(PROVIDED PASSAGE begins)

And the number one viral spec ad in the past ten years . . . . .
We've talked about spec work a lot here on adland over the years, and the best discussion can be found in spec work going around the web as real ads where many adgrunts voice the pro and cons for showing off your spec work on the web, even if you're hijacking someone elses brand to do it. It's risky business, you might get fired, but then again you might get hired.
I'm sure that you, dear adgrunts have suggestions of ads that should be on this list, it's hard to whittle ten years down to ten points. Which ones deserve an honorable mention?

(PROVIDED PASSAGE ends)
(RECORDS begins)

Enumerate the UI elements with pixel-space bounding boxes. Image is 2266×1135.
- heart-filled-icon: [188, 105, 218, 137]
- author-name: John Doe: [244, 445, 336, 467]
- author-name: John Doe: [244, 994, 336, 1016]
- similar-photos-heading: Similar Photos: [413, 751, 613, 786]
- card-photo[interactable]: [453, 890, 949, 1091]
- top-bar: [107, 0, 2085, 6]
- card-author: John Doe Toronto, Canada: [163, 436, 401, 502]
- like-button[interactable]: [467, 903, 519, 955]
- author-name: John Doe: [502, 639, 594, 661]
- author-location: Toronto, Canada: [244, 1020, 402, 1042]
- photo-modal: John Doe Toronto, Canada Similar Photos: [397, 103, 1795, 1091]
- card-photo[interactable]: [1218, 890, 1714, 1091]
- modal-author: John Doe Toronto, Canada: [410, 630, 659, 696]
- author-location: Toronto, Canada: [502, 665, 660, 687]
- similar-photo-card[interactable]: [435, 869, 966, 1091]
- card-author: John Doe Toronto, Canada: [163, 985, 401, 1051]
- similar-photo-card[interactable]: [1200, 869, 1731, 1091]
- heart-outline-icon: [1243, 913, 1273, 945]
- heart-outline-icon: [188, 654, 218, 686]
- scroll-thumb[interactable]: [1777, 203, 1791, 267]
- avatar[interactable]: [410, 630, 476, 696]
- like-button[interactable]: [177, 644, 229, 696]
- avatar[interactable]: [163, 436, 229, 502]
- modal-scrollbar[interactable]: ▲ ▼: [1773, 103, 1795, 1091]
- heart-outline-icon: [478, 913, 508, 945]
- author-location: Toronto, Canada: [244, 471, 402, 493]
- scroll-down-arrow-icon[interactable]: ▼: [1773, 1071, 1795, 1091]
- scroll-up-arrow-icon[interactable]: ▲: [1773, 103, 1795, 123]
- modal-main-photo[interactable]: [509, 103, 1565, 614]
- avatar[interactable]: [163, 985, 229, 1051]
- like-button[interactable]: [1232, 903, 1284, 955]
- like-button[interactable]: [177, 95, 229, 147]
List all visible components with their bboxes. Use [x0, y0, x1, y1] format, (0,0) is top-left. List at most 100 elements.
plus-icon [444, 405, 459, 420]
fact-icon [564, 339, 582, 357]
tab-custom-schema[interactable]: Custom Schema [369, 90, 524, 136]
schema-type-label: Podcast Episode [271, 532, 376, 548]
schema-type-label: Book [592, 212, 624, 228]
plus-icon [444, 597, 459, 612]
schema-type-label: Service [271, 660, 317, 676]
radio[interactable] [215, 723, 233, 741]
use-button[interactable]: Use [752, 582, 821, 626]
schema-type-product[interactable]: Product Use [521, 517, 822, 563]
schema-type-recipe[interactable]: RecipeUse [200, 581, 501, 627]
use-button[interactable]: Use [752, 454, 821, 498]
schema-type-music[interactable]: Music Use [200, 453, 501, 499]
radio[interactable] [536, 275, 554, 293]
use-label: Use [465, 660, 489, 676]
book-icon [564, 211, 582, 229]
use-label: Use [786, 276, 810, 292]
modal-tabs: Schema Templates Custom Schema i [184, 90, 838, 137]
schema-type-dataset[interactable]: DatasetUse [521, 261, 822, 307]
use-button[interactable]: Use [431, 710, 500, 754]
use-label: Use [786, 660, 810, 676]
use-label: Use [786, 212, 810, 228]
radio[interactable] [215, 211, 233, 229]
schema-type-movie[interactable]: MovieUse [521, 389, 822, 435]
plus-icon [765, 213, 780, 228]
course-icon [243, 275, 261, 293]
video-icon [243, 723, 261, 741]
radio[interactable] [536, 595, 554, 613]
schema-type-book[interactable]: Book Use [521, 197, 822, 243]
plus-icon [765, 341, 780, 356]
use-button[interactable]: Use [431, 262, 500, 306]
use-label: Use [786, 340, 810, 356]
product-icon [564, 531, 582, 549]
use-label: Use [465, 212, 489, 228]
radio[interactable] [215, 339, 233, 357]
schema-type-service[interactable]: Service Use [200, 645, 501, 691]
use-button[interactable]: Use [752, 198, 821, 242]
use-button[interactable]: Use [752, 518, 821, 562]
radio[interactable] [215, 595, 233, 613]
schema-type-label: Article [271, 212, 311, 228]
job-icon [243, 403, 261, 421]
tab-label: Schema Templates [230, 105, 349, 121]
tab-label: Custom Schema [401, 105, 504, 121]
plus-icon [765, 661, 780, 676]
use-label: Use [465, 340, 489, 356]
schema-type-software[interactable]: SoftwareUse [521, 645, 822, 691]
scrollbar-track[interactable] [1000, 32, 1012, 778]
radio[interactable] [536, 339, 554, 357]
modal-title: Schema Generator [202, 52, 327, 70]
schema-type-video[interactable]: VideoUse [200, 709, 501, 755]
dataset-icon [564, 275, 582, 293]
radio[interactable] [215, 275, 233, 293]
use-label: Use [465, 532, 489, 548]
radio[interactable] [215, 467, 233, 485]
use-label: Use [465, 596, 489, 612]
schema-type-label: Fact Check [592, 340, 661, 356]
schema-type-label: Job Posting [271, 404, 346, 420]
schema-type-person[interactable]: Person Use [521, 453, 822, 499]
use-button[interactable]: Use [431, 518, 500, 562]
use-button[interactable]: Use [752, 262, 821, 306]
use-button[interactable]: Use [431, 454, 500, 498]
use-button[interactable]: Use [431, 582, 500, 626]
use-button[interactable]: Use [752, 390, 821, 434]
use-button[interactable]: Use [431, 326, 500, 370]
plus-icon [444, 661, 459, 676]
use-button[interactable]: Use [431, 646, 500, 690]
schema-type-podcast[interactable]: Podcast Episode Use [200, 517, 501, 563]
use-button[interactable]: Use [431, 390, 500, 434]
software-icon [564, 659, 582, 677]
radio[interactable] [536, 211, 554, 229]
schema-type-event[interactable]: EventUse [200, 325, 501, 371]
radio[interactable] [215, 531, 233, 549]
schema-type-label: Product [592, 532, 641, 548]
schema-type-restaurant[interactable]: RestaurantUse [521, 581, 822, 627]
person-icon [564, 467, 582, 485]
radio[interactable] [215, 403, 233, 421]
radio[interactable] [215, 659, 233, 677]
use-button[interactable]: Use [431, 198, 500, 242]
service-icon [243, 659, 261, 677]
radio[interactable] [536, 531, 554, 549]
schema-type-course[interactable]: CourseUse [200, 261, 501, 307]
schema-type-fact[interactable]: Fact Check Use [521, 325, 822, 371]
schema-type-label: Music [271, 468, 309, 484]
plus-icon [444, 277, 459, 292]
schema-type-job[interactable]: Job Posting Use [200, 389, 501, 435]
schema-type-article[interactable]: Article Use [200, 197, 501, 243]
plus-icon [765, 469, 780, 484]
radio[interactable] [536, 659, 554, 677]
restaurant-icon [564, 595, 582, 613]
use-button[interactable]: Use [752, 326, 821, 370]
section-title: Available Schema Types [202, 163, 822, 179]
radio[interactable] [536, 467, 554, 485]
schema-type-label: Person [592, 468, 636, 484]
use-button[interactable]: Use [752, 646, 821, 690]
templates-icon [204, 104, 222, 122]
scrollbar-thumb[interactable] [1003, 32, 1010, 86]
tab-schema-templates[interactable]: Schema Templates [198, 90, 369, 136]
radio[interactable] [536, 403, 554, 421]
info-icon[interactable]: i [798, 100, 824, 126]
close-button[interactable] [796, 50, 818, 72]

(RECORDS ends)

• [EXPLORE THE MATERIAL]
[1] Answer from the spec ad passage:
(a) Besides getting fired, what else might happen to someone who shows off spec work?
(b) How many years does the list cover?
(c) What name does the passage use for the readers it asks for suggestions?
[2] Copy the spec ad passage from "We've talked about" up to and including "might get hired.", and switch "risky" to "dangerous".
None of the entries is used here.

• [ANSWERS PER TASK]
[1]
(a) They might get hired.
(b) Ten years.
(c) Adgrunts.

[2]
We've talked about spec work a lot here on adland over the years, and the best discussion can be found in spec work going around the web as real ads where many adgrunts voice the pro and cons for showing off your spec work on the web, even if you're hijacking someone elses brand to do it. It's dangerous business, you might get fired, but then again you might get hired.